» WHAT YOU ARE ASKED TO DO
The exercise asks for every line of the data to be reproduced exactly.

» RECORD SET
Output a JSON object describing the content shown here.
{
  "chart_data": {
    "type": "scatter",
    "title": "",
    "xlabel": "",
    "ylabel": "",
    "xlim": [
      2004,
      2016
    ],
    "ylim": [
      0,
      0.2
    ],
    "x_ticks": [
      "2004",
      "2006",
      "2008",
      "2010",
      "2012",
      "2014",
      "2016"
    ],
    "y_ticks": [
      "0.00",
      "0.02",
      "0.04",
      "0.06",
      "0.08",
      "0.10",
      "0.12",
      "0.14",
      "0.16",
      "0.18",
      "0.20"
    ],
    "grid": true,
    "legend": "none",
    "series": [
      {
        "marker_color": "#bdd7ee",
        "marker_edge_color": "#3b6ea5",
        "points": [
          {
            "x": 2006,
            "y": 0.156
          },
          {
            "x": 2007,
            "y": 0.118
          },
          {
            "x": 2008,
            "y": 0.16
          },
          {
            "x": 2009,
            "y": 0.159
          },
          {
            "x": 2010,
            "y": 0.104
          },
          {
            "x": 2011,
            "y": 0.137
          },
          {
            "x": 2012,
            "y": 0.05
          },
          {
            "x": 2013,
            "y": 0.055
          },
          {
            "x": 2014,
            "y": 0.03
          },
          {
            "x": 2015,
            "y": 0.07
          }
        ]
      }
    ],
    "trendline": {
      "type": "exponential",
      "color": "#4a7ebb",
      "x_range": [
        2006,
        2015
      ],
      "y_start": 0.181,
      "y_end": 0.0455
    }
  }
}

» SOLUTION
Output a JSON object describing the content shown here.
{
  "chart_data": {
    "type": "scatter",
    "title": "",
    "xlabel": "",
    "ylabel": "",
    "xlim": [
      2004,
      2016
    ],
    "ylim": [
      0,
      0.2
    ],
    "x_ticks": [
      "2004",
      "2006",
      "2008",
      "2010",
      "2012",
      "2014",
      "2016"
    ],
    "y_ticks": [
      "0.00",
      "0.02",
      "0.04",
      "0.06",
      "0.08",
      "0.10",
      "0.12",
      "0.14",
      "0.16",
      "0.18",
      "0.20"
    ],
    "grid": true,
    "legend": "none",
    "series": [
      {
        "marker_color": "#bdd7ee",
        "marker_edge_color": "#3b6ea5",
        "points": [
          {
            "x": 2006,
            "y": 0.156
          },
          {
            "x": 2007,
            "y": 0.118
          },
          {
            "x": 2008,
            "y": 0.16
          },
          {
            "x": 2009,
            "y": 0.159
          },
          {
            "x": 2010,
            "y": 0.104
          },
          {
            "x": 2011,
            "y": 0.137
          },
          {
            "x": 2012,
            "y": 0.05
          },
          {
            "x": 2013,
            "y": 0.055
          },
          {
            "x": 2014,
            "y": 0.03
          },
          {
            "x": 2015,
            "y": 0.07
          }
        ]
      }
    ],
    "trendline": {
      "type": "exponential",
      "color": "#4a7ebb",
      "x_range": [
        2006,
        2015
      ],
      "y_start": 0.181,
      "y_end": 0.0455
    }
  }
}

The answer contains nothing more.